→ **Problem**
Write out the whole listing exactly as it stands.
>> START Data entries
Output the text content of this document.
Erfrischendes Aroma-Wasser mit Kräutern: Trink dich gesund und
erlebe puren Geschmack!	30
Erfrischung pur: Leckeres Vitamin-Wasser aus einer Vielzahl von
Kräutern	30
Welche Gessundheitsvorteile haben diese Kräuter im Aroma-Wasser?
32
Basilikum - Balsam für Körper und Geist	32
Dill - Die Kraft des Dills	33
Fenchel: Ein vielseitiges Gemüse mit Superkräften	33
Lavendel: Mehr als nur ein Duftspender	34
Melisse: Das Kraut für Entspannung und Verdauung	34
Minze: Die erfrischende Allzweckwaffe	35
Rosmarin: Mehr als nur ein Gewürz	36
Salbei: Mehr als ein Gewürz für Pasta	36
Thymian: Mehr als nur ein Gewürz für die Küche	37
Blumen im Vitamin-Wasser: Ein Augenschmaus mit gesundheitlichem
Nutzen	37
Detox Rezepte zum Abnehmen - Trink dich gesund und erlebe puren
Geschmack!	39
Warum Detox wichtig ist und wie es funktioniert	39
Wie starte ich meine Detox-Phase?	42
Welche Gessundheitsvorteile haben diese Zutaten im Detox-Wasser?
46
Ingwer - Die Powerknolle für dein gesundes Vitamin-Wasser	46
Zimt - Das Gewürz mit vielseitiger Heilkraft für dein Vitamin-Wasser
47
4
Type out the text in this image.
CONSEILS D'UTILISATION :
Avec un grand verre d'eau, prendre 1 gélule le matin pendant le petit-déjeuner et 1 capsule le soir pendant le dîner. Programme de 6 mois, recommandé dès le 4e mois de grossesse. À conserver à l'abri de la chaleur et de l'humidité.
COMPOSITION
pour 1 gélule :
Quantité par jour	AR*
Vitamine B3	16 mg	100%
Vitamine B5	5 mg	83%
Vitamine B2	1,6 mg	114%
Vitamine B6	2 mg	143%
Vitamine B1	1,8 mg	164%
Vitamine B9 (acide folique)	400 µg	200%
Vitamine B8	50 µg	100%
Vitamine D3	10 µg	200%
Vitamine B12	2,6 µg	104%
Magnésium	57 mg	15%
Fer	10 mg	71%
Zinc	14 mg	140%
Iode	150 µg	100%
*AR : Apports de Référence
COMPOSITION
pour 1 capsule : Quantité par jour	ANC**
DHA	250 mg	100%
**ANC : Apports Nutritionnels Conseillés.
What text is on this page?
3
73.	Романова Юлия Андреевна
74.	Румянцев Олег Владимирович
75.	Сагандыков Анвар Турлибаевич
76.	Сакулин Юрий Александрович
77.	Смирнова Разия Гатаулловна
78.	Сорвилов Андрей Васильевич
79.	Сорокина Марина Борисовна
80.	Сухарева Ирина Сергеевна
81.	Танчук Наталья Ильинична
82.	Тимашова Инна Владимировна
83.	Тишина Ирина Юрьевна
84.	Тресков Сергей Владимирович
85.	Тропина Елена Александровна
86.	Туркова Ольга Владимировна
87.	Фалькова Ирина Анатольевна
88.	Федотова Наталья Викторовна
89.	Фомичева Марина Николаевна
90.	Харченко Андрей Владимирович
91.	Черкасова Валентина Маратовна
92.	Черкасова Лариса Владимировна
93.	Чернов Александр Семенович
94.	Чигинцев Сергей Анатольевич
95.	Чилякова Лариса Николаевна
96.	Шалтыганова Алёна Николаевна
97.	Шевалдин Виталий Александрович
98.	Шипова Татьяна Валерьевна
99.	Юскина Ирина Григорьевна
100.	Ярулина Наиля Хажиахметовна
>> END Data entries
→ **Solution to the exercise**
Output the text content of this document.
Erfrischendes Aroma-Wasser mit Kräutern: Trink dich gesund und
erlebe puren Geschmack!	30
Erfrischung pur: Leckeres Vitamin-Wasser aus einer Vielzahl von
Kräutern	30
Welche Gessundheitsvorteile haben diese Kräuter im Aroma-Wasser?
32
Basilikum - Balsam für Körper und Geist	32
Dill - Die Kraft des Dills	33
Fenchel: Ein vielseitiges Gemüse mit Superkräften	33
Lavendel: Mehr als nur ein Duftspender	34
Melisse: Das Kraut für Entspannung und Verdauung	34
Minze: Die erfrischende Allzweckwaffe	35
Rosmarin: Mehr als nur ein Gewürz	36
Salbei: Mehr als ein Gewürz für Pasta	36
Thymian: Mehr als nur ein Gewürz für die Küche	37
Blumen im Vitamin-Wasser: Ein Augenschmaus mit gesundheitlichem
Nutzen	37
Detox Rezepte zum Abnehmen - Trink dich gesund und erlebe puren
Geschmack!	39
Warum Detox wichtig ist und wie es funktioniert	39
Wie starte ich meine Detox-Phase?	42
Welche Gessundheitsvorteile haben diese Zutaten im Detox-Wasser?
46
Ingwer - Die Powerknolle für dein gesundes Vitamin-Wasser	46
Zimt - Das Gewürz mit vielseitiger Heilkraft für dein Vitamin-Wasser
47
4
Type out the text in this image.
CONSEILS D'UTILISATION :
Avec un grand verre d'eau, prendre 1 gélule le matin pendant le petit-déjeuner et 1 capsule le soir pendant le dîner. Programme de 6 mois, recommandé dès le 4e mois de grossesse. À conserver à l'abri de la chaleur et de l'humidité.
COMPOSITION
pour 1 gélule :
Quantité par jour	AR*
Vitamine B3	16 mg	100%
Vitamine B5	5 mg	83%
Vitamine B2	1,6 mg	114%
Vitamine B6	2 mg	143%
Vitamine B1	1,8 mg	164%
Vitamine B9 (acide folique)	400 µg	200%
Vitamine B8	50 µg	100%
Vitamine D3	10 µg	200%
Vitamine B12	2,6 µg	104%
Magnésium	57 mg	15%
Fer	10 mg	71%
Zinc	14 mg	140%
Iode	150 µg	100%
*AR : Apports de Référence
COMPOSITION
pour 1 capsule : Quantité par jour	ANC**
DHA	250 mg	100%
**ANC : Apports Nutritionnels Conseillés.
What text is on this page?
3
73.	Романова Юлия Андреевна
74.	Румянцев Олег Владимирович
75.	Сагандыков Анвар Турлибаевич
76.	Сакулин Юрий Александрович
77.	Смирнова Разия Гатаулловна
78.	Сорвилов Андрей Васильевич
79.	Сорокина Марина Борисовна
80.	Сухарева Ирина Сергеевна
81.	Танчук Наталья Ильинична
82.	Тимашова Инна Владимировна
83.	Тишина Ирина Юрьевна
84.	Тресков Сергей Владимирович
85.	Тропина Елена Александровна
86.	Туркова Ольга Владимировна
87.	Фалькова Ирина Анатольевна
88.	Федотова Наталья Викторовна
89.	Фомичева Марина Николаевна
90.	Харченко Андрей Владимирович
91.	Черкасова Валентина Маратовна
92.	Черкасова Лариса Владимировна
93.	Чернов Александр Семенович
94.	Чигинцев Сергей Анатольевич
95.	Чилякова Лариса Николаевна
96.	Шалтыганова Алёна Николаевна
97.	Шевалдин Виталий Александрович
98.	Шипова Татьяна Валерьевна
99.	Юскина Ирина Григорьевна
100.	Ярулина Наиля Хажиахметовна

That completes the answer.